[INFORMATION GIVEN]
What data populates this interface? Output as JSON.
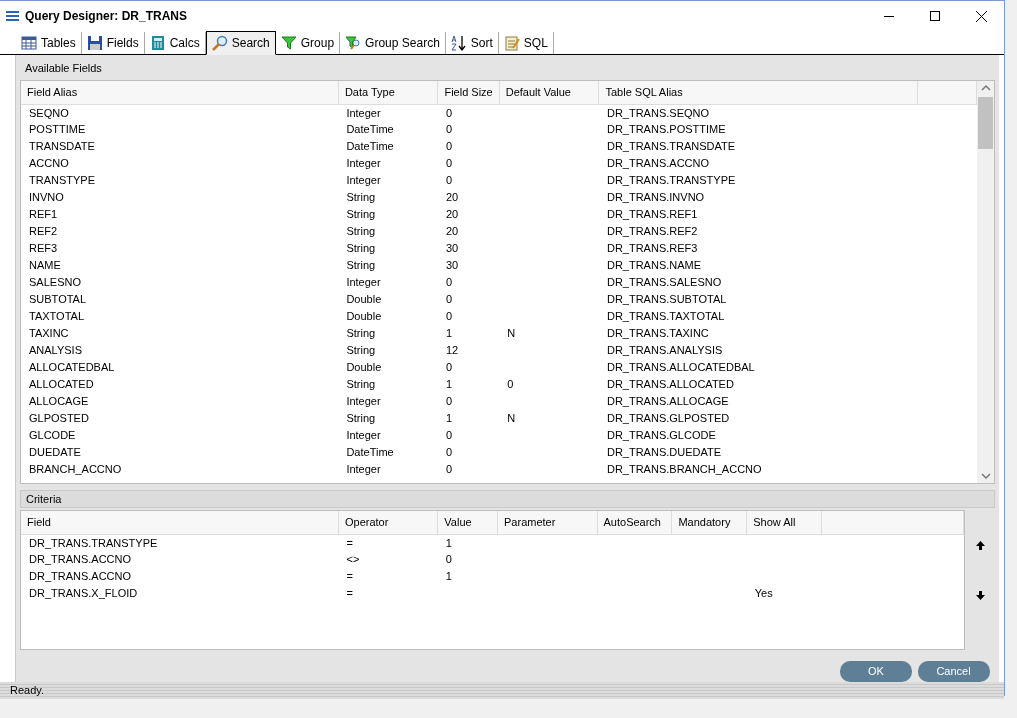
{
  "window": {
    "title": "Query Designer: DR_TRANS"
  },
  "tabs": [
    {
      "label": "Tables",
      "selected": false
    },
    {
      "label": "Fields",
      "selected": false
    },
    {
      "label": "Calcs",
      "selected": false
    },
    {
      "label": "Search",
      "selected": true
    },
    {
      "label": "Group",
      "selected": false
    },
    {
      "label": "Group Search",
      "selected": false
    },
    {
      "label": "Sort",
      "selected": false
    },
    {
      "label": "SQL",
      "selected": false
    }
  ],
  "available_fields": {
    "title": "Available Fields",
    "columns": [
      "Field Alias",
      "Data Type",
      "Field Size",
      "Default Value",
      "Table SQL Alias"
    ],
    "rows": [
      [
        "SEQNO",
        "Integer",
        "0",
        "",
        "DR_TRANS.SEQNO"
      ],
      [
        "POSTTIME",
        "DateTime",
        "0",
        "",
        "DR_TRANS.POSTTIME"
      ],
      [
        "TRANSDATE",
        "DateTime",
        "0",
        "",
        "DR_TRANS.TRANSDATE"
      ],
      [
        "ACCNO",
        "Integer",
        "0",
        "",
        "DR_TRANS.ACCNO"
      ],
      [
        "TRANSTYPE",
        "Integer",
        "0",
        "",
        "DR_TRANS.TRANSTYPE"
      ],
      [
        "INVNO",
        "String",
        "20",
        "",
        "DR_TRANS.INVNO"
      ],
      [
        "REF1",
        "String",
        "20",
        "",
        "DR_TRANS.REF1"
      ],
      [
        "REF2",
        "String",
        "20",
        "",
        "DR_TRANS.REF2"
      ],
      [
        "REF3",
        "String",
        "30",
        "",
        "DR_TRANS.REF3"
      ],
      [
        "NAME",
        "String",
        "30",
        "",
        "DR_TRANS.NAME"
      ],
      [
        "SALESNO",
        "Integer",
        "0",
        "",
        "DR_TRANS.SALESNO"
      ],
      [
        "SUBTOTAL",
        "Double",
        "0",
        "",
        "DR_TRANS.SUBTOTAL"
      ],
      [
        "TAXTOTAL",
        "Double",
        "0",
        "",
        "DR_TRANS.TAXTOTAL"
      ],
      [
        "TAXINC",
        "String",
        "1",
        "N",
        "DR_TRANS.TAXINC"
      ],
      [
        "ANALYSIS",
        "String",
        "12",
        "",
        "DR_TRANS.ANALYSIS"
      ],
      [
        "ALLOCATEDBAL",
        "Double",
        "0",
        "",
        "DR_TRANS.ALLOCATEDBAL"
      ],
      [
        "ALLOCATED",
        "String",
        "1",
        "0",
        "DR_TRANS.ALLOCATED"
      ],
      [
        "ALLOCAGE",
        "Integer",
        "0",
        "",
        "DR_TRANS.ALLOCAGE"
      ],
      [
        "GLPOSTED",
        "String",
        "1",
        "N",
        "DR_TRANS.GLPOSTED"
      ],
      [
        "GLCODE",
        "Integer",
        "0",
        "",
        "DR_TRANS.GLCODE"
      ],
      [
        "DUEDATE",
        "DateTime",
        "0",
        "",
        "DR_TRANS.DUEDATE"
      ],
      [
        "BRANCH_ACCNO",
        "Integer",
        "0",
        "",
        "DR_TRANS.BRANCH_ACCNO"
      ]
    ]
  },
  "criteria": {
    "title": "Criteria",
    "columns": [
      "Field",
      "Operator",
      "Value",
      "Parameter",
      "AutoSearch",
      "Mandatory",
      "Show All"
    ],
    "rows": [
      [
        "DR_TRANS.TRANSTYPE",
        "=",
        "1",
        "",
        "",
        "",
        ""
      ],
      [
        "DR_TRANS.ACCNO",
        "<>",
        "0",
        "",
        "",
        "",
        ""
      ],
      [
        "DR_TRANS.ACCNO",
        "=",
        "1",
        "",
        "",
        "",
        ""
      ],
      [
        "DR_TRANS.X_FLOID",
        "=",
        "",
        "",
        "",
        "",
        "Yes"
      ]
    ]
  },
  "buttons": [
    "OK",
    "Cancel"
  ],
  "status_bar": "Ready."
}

[AIM] Report every line in the data above in which the word "label" appears.

[FULL RESPONSE]
      "label": "Tables",
      "label": "Fields",
      "label": "Calcs",
      "label": "Search",
      "label": "Group",
      "label": "Group Search",
      "label": "Sort",
      "label": "SQL",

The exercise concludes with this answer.